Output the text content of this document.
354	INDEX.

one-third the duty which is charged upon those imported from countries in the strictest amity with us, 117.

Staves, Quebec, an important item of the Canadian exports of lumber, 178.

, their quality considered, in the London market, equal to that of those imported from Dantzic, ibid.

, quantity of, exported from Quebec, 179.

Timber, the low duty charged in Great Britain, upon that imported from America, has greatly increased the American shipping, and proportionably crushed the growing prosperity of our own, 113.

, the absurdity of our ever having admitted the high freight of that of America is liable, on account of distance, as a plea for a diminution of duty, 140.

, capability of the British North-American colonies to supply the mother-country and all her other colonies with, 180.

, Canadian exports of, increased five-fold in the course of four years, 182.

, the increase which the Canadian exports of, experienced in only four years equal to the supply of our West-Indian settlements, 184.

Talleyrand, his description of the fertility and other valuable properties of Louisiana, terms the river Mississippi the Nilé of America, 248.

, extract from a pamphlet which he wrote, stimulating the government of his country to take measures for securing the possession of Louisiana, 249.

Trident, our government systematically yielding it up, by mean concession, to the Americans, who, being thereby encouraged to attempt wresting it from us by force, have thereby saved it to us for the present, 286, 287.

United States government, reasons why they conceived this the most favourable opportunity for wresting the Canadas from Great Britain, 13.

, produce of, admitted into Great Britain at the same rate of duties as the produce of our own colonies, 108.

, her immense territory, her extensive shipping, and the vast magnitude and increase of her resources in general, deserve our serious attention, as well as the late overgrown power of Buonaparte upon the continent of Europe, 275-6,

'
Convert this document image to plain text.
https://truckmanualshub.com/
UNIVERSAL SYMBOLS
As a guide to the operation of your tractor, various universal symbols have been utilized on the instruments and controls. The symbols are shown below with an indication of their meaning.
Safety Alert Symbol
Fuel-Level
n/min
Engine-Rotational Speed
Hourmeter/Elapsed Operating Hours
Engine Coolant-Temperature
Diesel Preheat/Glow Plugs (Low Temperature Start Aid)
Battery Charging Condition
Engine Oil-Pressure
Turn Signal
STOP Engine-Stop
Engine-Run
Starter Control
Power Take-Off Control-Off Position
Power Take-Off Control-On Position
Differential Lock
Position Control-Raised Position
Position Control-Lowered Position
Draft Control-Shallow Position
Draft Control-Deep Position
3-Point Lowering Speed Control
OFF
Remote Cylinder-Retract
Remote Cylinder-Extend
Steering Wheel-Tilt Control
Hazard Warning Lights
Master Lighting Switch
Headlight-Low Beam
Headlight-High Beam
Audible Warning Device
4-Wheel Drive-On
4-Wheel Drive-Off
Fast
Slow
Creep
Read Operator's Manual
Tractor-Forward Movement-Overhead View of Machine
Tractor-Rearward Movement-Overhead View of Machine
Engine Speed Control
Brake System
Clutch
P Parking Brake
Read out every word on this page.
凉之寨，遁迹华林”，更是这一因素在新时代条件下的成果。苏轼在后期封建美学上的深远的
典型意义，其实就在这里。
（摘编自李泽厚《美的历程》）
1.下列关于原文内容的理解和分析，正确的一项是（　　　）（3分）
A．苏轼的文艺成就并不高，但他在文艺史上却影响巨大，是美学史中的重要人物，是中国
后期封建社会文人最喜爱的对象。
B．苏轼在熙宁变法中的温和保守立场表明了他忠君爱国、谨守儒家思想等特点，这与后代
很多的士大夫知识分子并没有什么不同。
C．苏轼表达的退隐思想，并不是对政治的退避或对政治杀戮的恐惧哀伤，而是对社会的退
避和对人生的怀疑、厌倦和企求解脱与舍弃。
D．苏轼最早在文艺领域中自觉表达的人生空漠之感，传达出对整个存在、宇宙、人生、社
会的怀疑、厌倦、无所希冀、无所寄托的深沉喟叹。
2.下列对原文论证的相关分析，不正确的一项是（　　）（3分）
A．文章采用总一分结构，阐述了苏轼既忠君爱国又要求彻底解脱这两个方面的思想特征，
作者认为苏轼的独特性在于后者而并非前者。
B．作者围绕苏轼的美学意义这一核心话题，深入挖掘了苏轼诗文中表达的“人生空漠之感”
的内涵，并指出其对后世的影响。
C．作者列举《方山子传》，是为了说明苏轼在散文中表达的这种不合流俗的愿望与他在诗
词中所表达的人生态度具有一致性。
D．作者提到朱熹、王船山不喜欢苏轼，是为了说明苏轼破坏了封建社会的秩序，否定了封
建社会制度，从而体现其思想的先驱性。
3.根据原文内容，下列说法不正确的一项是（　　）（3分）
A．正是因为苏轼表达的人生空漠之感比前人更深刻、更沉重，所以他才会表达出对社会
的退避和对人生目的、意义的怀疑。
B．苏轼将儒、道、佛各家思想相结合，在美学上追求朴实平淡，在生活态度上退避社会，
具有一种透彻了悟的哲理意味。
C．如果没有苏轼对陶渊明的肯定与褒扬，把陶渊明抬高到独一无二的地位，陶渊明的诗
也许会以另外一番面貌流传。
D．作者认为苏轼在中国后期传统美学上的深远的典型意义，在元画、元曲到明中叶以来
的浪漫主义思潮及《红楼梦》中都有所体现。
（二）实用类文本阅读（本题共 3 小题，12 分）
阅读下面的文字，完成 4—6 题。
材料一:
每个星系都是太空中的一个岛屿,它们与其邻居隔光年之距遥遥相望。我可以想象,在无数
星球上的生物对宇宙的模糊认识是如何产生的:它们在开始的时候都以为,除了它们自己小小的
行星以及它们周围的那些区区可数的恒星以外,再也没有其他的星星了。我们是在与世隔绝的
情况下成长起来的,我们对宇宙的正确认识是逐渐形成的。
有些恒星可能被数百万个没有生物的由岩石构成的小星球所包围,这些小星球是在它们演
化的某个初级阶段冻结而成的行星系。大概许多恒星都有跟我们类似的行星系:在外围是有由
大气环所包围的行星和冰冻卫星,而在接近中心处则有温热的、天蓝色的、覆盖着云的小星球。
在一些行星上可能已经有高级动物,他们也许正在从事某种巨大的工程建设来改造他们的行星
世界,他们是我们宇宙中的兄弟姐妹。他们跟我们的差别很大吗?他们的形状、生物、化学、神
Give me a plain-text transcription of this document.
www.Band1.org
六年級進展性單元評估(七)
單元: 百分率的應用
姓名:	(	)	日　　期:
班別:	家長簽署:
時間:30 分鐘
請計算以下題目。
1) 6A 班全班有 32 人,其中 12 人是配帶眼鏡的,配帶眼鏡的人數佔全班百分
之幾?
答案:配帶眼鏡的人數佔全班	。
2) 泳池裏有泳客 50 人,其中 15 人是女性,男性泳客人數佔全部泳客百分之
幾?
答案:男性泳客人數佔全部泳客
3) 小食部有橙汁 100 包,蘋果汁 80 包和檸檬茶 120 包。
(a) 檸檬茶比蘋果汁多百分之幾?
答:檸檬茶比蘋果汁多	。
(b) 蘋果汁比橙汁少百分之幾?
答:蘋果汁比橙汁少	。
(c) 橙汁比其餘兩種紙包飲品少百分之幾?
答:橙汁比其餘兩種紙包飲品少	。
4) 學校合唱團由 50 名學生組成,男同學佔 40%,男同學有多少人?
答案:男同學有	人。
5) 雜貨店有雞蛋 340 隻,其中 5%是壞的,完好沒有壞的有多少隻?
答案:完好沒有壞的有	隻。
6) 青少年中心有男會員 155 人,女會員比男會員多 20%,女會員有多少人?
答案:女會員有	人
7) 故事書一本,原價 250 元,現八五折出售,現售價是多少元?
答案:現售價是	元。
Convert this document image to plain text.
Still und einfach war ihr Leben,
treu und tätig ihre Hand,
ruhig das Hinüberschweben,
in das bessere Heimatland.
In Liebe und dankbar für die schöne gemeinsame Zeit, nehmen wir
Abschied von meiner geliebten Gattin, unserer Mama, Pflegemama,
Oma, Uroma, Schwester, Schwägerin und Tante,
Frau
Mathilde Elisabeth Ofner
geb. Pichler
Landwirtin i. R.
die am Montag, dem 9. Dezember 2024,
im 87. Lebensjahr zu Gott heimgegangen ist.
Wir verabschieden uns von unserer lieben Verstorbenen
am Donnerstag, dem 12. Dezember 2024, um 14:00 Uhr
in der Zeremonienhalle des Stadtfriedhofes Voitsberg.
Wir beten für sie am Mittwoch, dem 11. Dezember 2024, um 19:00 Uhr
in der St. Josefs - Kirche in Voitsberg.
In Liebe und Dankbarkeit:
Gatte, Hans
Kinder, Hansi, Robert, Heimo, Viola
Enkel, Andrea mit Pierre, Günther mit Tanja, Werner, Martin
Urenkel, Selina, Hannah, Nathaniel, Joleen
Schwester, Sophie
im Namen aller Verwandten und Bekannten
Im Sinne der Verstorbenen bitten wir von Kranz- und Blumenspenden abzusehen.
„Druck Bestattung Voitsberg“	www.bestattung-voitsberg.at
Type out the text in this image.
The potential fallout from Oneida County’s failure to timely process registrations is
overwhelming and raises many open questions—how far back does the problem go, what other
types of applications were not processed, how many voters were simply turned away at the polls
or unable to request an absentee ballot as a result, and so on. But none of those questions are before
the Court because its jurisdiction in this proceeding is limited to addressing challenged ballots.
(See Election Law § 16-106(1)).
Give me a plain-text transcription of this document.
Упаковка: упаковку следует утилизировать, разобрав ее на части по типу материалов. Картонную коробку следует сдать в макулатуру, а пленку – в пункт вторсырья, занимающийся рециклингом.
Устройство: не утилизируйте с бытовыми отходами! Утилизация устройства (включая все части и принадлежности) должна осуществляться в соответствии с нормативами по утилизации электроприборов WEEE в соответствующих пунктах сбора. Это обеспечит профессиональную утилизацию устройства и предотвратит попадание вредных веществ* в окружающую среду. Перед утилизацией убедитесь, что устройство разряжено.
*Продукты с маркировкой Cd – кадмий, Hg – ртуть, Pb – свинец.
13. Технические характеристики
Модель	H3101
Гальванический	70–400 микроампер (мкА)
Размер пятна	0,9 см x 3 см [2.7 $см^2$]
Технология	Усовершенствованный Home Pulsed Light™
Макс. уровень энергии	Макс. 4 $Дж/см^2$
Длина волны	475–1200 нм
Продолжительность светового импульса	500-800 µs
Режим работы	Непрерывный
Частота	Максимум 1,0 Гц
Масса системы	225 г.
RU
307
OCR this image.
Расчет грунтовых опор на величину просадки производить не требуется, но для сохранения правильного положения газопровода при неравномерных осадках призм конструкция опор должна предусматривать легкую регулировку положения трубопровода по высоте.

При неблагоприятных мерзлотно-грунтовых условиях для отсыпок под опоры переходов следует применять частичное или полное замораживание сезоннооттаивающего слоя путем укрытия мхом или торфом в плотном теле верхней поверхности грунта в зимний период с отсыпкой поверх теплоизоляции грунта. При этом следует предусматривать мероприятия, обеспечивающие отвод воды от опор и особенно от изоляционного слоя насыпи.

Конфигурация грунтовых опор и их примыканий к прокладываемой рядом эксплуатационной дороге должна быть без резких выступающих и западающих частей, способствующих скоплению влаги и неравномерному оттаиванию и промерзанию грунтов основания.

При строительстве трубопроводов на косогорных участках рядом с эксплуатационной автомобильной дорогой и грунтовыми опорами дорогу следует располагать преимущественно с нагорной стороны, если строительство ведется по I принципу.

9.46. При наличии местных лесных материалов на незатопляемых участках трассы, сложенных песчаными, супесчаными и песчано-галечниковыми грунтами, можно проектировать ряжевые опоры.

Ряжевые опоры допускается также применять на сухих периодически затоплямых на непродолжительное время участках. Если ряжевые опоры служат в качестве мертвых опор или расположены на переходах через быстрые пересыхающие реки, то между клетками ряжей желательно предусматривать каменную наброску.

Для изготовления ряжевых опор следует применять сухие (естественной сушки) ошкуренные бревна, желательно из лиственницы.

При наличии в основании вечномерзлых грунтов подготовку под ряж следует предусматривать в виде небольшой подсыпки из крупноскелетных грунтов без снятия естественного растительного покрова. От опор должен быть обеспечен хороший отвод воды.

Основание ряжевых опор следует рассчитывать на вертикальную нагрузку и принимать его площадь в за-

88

═══

Where a line in the material above holds "Cylinder", copy that line.

Remote Cylinder-Retract
Remote Cylinder-Extend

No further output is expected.